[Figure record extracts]

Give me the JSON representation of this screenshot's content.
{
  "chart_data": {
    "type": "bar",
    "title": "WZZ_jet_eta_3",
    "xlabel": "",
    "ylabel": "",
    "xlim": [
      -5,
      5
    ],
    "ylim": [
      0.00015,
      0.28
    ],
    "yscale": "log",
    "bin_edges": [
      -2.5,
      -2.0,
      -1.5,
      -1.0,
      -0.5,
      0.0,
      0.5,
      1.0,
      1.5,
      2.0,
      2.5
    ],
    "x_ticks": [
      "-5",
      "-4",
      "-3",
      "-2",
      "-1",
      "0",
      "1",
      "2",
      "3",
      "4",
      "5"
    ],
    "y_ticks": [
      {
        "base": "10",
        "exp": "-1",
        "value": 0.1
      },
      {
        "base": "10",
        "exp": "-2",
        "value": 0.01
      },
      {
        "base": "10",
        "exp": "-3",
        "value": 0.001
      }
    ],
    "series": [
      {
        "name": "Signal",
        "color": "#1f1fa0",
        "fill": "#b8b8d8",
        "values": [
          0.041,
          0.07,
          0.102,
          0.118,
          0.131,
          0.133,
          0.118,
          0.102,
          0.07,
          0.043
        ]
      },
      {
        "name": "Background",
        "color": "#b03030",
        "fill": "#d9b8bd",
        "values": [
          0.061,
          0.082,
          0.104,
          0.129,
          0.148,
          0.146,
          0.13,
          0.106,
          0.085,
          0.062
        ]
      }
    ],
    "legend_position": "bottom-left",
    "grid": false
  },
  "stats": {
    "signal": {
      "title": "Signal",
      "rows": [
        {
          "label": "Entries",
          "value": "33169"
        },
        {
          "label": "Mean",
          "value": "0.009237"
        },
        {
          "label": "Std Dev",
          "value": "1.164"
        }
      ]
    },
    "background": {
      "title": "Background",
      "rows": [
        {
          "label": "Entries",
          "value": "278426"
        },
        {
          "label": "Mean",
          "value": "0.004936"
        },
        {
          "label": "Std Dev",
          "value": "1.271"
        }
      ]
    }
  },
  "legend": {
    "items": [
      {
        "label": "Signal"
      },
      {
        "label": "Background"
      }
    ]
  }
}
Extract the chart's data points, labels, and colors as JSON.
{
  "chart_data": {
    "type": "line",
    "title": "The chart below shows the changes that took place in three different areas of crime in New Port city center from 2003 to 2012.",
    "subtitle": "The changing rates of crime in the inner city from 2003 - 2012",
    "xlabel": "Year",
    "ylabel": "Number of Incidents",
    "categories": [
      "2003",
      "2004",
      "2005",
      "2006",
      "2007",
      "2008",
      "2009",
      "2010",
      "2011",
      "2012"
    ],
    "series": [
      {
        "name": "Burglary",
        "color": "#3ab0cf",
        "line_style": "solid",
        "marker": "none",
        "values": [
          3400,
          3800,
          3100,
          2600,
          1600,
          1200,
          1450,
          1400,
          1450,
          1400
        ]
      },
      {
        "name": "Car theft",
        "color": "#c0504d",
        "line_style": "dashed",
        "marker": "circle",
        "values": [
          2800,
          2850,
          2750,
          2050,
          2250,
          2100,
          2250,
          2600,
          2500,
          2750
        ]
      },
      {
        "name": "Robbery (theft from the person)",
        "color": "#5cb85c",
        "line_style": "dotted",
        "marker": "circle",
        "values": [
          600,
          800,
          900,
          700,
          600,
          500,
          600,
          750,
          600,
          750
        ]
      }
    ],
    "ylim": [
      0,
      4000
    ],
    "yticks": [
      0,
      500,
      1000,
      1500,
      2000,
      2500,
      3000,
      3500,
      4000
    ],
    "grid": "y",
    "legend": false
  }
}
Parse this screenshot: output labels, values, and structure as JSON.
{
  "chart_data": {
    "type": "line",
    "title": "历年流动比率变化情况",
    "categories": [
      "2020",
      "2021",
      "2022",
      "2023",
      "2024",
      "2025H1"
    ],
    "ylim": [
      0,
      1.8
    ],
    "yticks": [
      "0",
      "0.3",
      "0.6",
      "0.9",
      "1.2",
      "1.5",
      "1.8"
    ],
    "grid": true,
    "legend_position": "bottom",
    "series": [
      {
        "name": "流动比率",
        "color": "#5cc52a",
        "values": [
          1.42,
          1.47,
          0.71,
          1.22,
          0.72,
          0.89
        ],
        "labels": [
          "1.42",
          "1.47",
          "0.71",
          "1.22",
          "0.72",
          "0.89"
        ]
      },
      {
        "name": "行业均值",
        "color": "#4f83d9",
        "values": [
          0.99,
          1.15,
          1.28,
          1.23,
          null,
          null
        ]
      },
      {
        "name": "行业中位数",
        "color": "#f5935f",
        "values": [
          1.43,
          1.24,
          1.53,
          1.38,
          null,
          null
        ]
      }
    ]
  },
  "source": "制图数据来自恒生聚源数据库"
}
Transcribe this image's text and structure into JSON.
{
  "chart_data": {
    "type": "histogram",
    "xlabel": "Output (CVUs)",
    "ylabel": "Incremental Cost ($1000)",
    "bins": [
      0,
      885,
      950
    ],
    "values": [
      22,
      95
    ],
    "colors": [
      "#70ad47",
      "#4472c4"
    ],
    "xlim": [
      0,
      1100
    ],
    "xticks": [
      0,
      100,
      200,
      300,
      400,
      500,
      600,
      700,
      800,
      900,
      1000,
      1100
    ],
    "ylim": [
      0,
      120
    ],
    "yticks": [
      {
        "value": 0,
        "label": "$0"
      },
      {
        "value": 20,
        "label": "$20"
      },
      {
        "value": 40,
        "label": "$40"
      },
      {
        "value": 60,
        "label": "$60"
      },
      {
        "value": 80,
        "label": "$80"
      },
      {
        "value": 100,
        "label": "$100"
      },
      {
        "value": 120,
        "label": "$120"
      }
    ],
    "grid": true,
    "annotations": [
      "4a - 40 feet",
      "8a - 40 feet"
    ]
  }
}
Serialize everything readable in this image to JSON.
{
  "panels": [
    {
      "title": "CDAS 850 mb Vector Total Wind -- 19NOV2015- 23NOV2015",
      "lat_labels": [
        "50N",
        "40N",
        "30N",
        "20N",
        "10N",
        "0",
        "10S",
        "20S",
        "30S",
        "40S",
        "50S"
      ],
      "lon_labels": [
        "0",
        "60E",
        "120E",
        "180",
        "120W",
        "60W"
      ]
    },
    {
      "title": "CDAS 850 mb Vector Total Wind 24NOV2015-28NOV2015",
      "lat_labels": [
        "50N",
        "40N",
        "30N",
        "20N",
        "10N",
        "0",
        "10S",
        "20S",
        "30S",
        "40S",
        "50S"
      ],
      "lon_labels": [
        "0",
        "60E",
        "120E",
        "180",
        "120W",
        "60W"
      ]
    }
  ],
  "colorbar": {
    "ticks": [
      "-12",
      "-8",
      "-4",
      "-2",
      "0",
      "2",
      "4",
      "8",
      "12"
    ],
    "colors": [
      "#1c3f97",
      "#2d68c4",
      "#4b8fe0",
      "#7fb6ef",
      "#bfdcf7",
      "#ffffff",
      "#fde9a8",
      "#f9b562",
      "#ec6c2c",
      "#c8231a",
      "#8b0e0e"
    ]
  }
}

STATED TASK:
Copy every line in the entries above that has the string "name" in it.

RESPONSE TO THIS TASK:
        "name": "Signal",
        "name": "Background",
        "name": "Burglary",
        "name": "Car theft",
        "name": "Robbery (theft from the person)",
        "name": "流动比率",
        "name": "行业均值",
        "name": "行业中位数",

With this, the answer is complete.